What to produce:
Transcribe every entry word for word, leaving out all images.
>> begin Extracted information
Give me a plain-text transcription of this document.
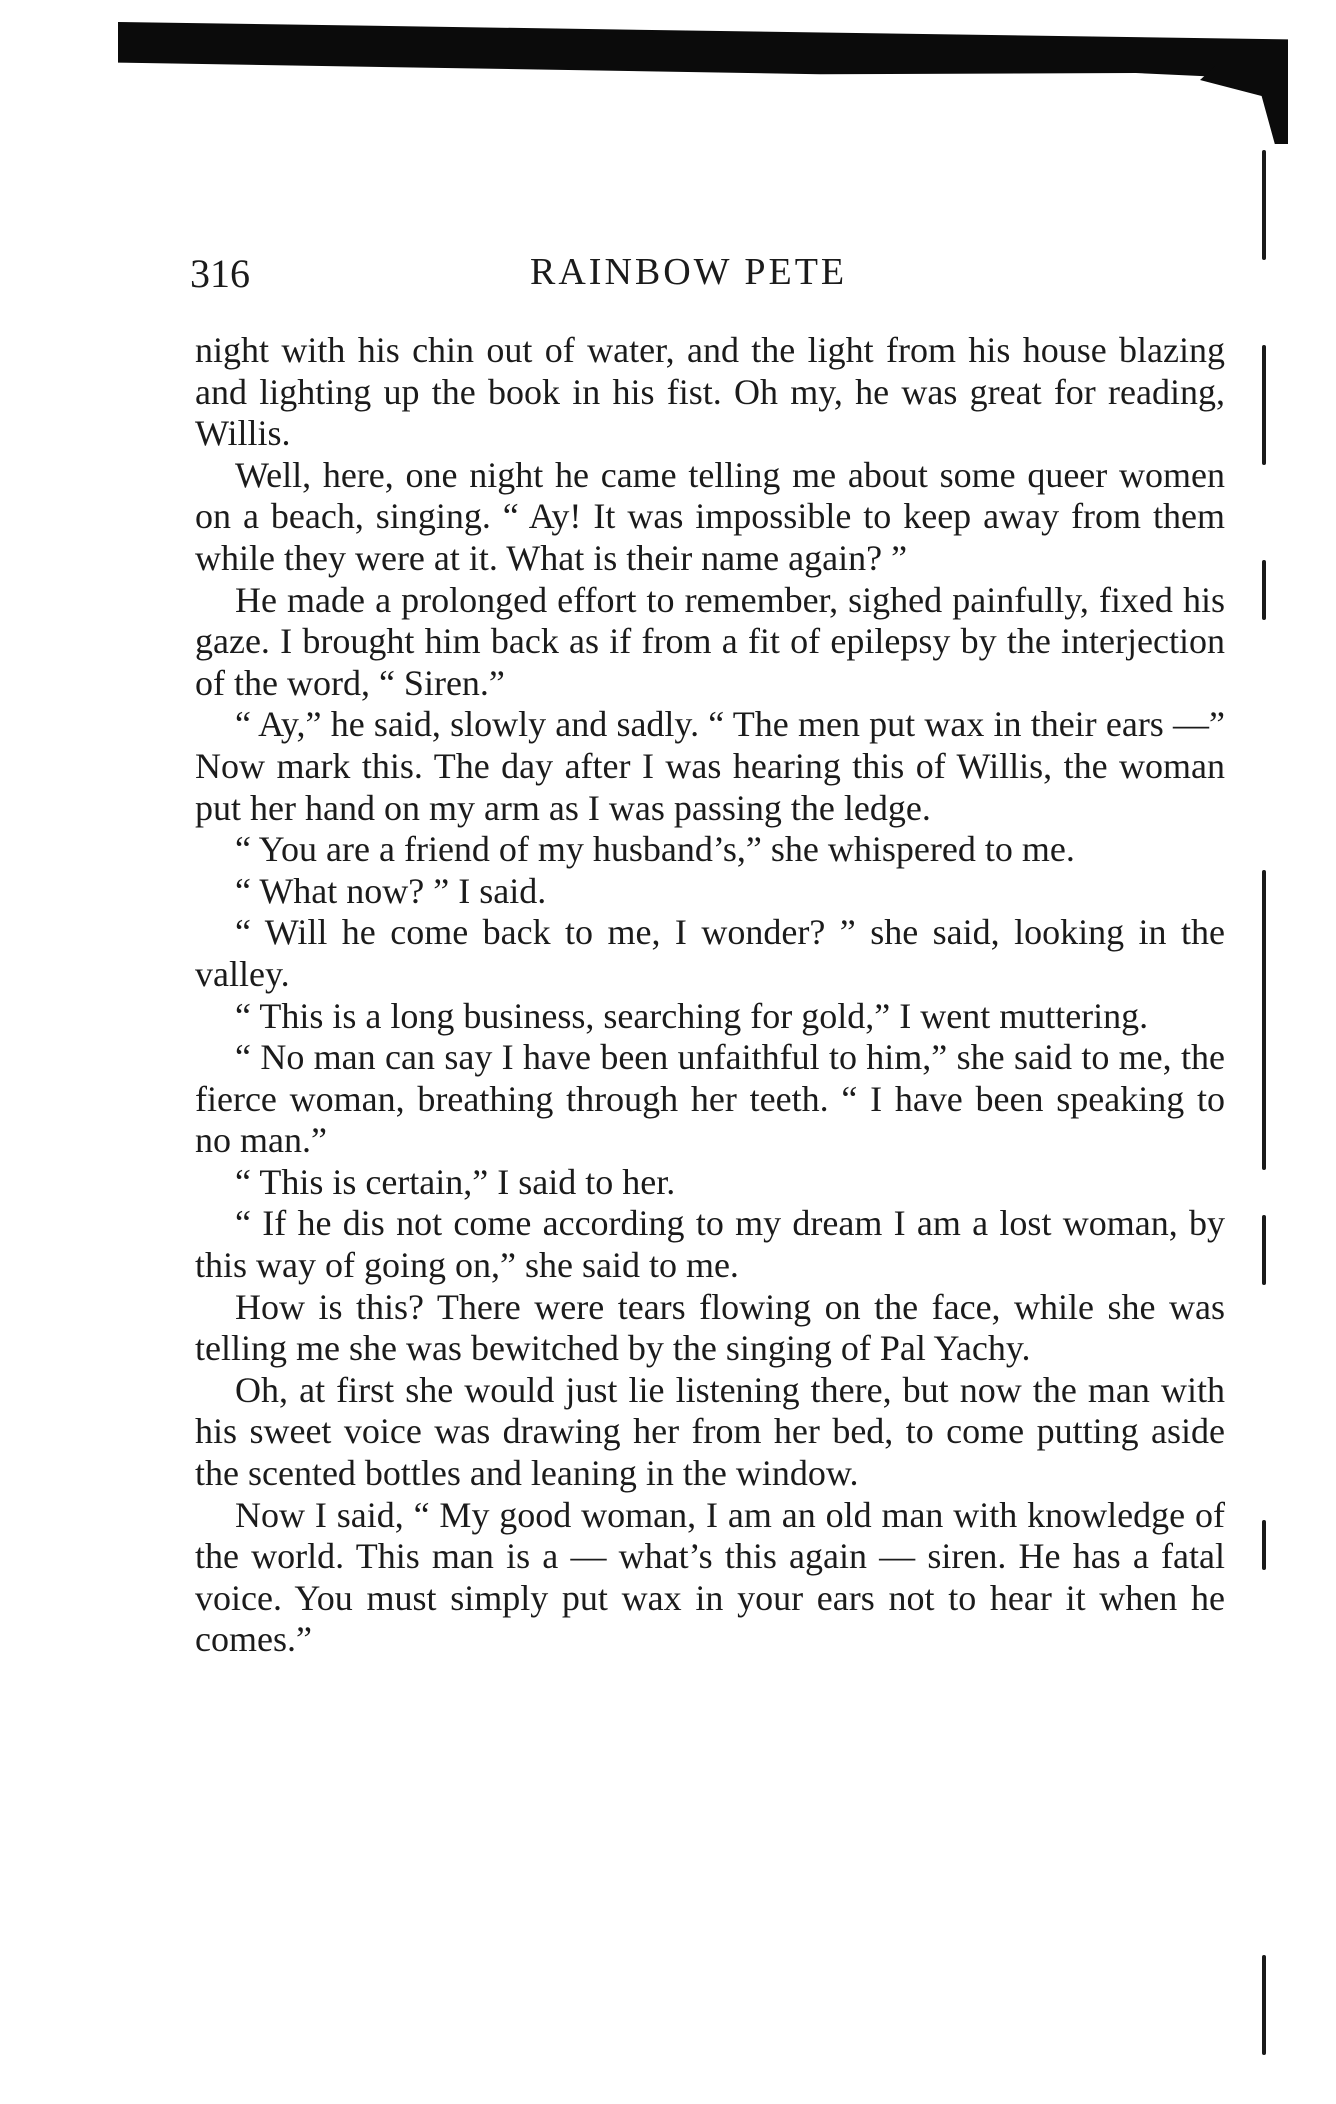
316	RAINBOW PETE

night with his chin out of water, and the light from his house blazing and lighting up the book in his fist. Oh my, he was great for reading, Willis.

Well, here, one night he came telling me about some queer women on a beach, singing. “ Ay! It was impossible to keep away from them while they were at it. What is their name again? ”

He made a prolonged effort to remember, sighed painfully, fixed his gaze. I brought him back as if from a fit of epilepsy by the interjection of the word, “ Siren.”

“ Ay,” he said, slowly and sadly. “ The men put wax in their ears —” Now mark this. The day after I was hearing this of Willis, the woman put her hand on my arm as I was passing the ledge.

“ You are a friend of my husband’s,” she whispered to me.

“ What now? ” I said.

“ Will he come back to me, I wonder? ” she said, looking in the valley.

“ This is a long business, searching for gold,” I went muttering.

“ No man can say I have been unfaithful to him,” she said to me, the fierce woman, breathing through her teeth. “ I have been speaking to no man.”

“ This is certain,” I said to her.

“ If he dis not come according to my dream I am a lost woman, by this way of going on,” she said to me.

How is this? There were tears flowing on the face, while she was telling me she was bewitched by the singing of Pal Yachy.

Oh, at first she would just lie listening there, but now the man with his sweet voice was drawing her from her bed, to come putting aside the scented bottles and leaning in the window.

Now I said, “ My good woman, I am an old man with knowledge of the world. This man is a — what’s this again — siren. He has a fatal voice. You must simply put wax in your ears not to hear it when he comes.”
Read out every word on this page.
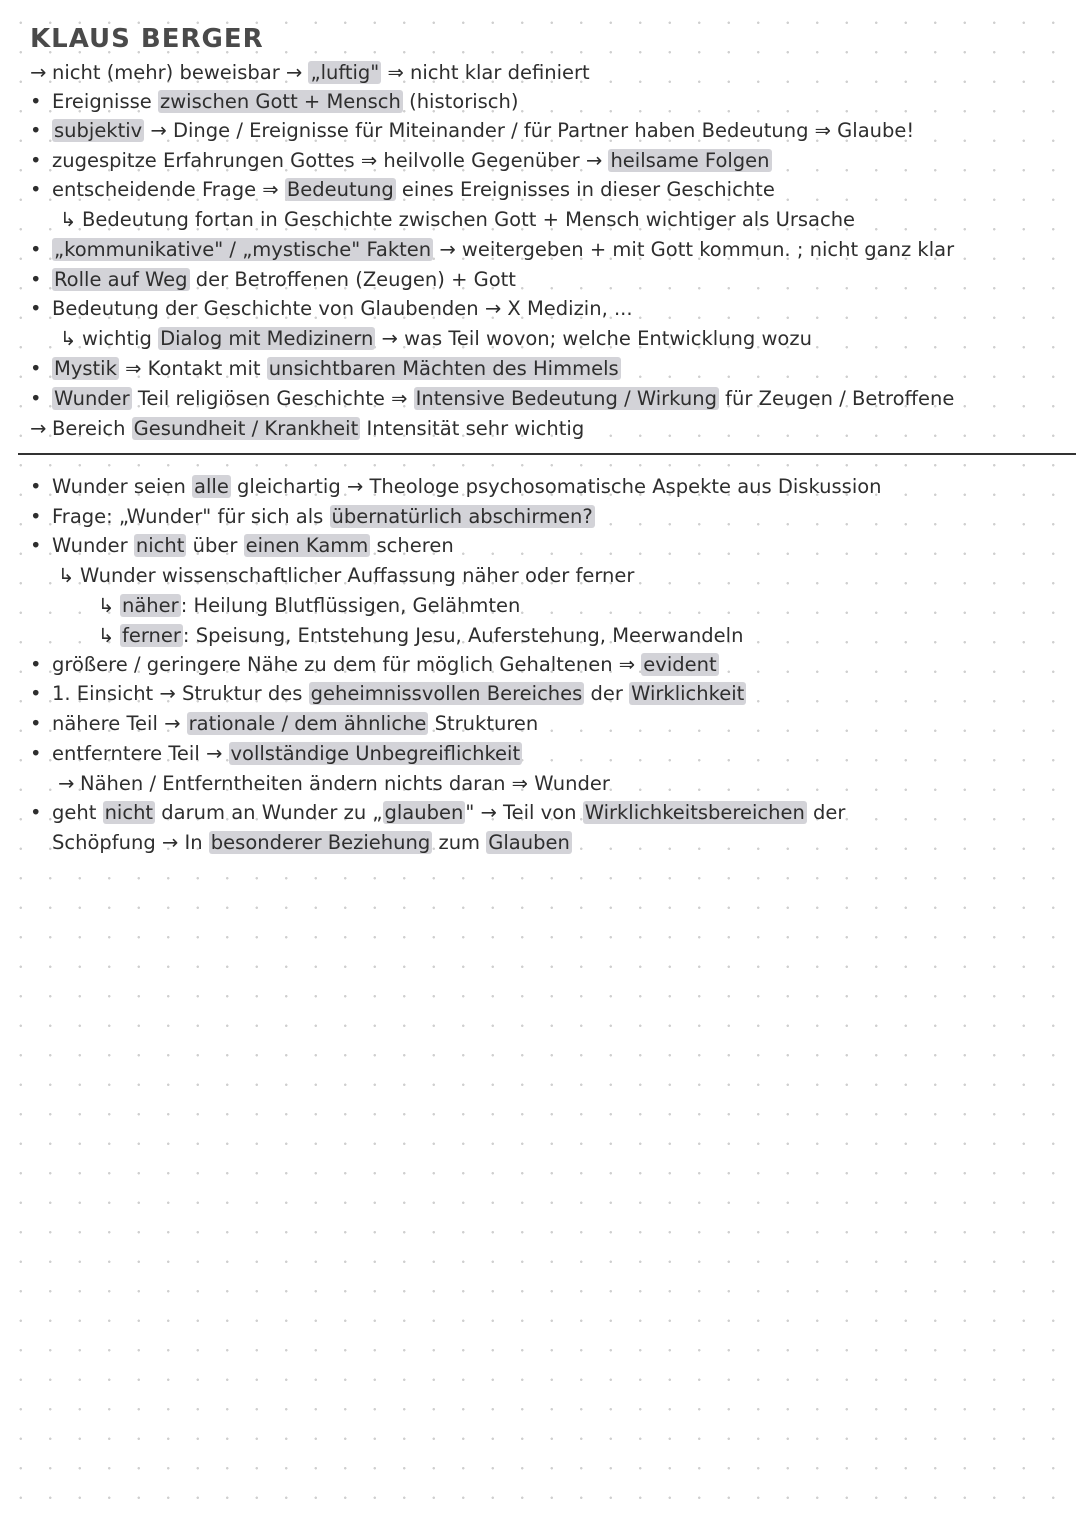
KLAUS BERGER
→ nicht (mehr) beweisbar → „luftig" ⇒ nicht klar definiert
• Ereignisse zwischen Gott + Mensch (historisch)
• subjektiv → Dinge / Ereignisse für Miteinander / für Partner haben Bedeutung ⇒ Glaube!
• zugespitze Erfahrungen Gottes ⇒ heilvolle Gegenüber → heilsame Folgen
• entscheidende Frage ⇒ Bedeutung eines Ereignisses in dieser Geschichte
↳ Bedeutung fortan in Geschichte zwischen Gott + Mensch wichtiger als Ursache
• „kommunikative" / „mystische" Fakten → weitergeben + mit Gott kommun. ; nicht ganz klar
• Rolle auf Weg der Betroffenen (Zeugen) + Gott
• Bedeutung der Geschichte von Glaubenden → X Medizin, ...
↳ wichtig Dialog mit Medizinern → was Teil wovon; welche Entwicklung wozu
• Mystik ⇒ Kontakt mit unsichtbaren Mächten des Himmels
• Wunder Teil religiösen Geschichte ⇒ Intensive Bedeutung / Wirkung für Zeugen / Betroffene
→ Bereich Gesundheit / Krankheit Intensität sehr wichtig
• Wunder seien alle gleichartig → Theologe psychosomatische Aspekte aus Diskussion
• Frage: „Wunder" für sich als übernatürlich abschirmen?
• Wunder nicht über einen Kamm scheren
↳ Wunder wissenschaftlicher Auffassung näher oder ferner
↳ näher : Heilung Blutflüssigen, Gelähmten
↳ ferner : Speisung, Entstehung Jesu, Auferstehung, Meerwandeln
• größere / geringere Nähe zu dem für möglich Gehaltenen ⇒ evident
• 1. Einsicht → Struktur des geheimnissvollen Bereiches der Wirklichkeit
• nähere Teil → rationale / dem ähnliche Strukturen
• entferntere Teil → vollständige Unbegreiflichkeit
→ Nähen / Entferntheiten ändern nichts daran ⇒ Wunder
• geht nicht darum an Wunder zu „ glauben " → Teil von Wirklichkeitsbereichen der
Schöpfung → In besonderer Beziehung zum Glauben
>> end Extracted information
Result of the task:
Give me a plain-text transcription of this document.
316	RAINBOW PETE

night with his chin out of water, and the light from his house blazing and lighting up the book in his fist. Oh my, he was great for reading, Willis.

Well, here, one night he came telling me about some queer women on a beach, singing. “ Ay! It was impossible to keep away from them while they were at it. What is their name again? ”

He made a prolonged effort to remember, sighed painfully, fixed his gaze. I brought him back as if from a fit of epilepsy by the interjection of the word, “ Siren.”

“ Ay,” he said, slowly and sadly. “ The men put wax in their ears —” Now mark this. The day after I was hearing this of Willis, the woman put her hand on my arm as I was passing the ledge.

“ You are a friend of my husband’s,” she whispered to me.

“ What now? ” I said.

“ Will he come back to me, I wonder? ” she said, looking in the valley.

“ This is a long business, searching for gold,” I went muttering.

“ No man can say I have been unfaithful to him,” she said to me, the fierce woman, breathing through her teeth. “ I have been speaking to no man.”

“ This is certain,” I said to her.

“ If he dis not come according to my dream I am a lost woman, by this way of going on,” she said to me.

How is this? There were tears flowing on the face, while she was telling me she was bewitched by the singing of Pal Yachy.

Oh, at first she would just lie listening there, but now the man with his sweet voice was drawing her from her bed, to come putting aside the scented bottles and leaning in the window.

Now I said, “ My good woman, I am an old man with knowledge of the world. This man is a — what’s this again — siren. He has a fatal voice. You must simply put wax in your ears not to hear it when he comes.”
Read out every word on this page.
KLAUS BERGER
→ nicht (mehr) beweisbar → „luftig" ⇒ nicht klar definiert
• Ereignisse zwischen Gott + Mensch (historisch)
• subjektiv → Dinge / Ereignisse für Miteinander / für Partner haben Bedeutung ⇒ Glaube!
• zugespitze Erfahrungen Gottes ⇒ heilvolle Gegenüber → heilsame Folgen
• entscheidende Frage ⇒ Bedeutung eines Ereignisses in dieser Geschichte
↳ Bedeutung fortan in Geschichte zwischen Gott + Mensch wichtiger als Ursache
• „kommunikative" / „mystische" Fakten → weitergeben + mit Gott kommun. ; nicht ganz klar
• Rolle auf Weg der Betroffenen (Zeugen) + Gott
• Bedeutung der Geschichte von Glaubenden → X Medizin, ...
↳ wichtig Dialog mit Medizinern → was Teil wovon; welche Entwicklung wozu
• Mystik ⇒ Kontakt mit unsichtbaren Mächten des Himmels
• Wunder Teil religiösen Geschichte ⇒ Intensive Bedeutung / Wirkung für Zeugen / Betroffene
→ Bereich Gesundheit / Krankheit Intensität sehr wichtig
• Wunder seien alle gleichartig → Theologe psychosomatische Aspekte aus Diskussion
• Frage: „Wunder" für sich als übernatürlich abschirmen?
• Wunder nicht über einen Kamm scheren
↳ Wunder wissenschaftlicher Auffassung näher oder ferner
↳ näher : Heilung Blutflüssigen, Gelähmten
↳ ferner : Speisung, Entstehung Jesu, Auferstehung, Meerwandeln
• größere / geringere Nähe zu dem für möglich Gehaltenen ⇒ evident
• 1. Einsicht → Struktur des geheimnissvollen Bereiches der Wirklichkeit
• nähere Teil → rationale / dem ähnliche Strukturen
• entferntere Teil → vollständige Unbegreiflichkeit
→ Nähen / Entferntheiten ändern nichts daran ⇒ Wunder
• geht nicht darum an Wunder zu „ glauben " → Teil von Wirklichkeitsbereichen der
Schöpfung → In besonderer Beziehung zum Glauben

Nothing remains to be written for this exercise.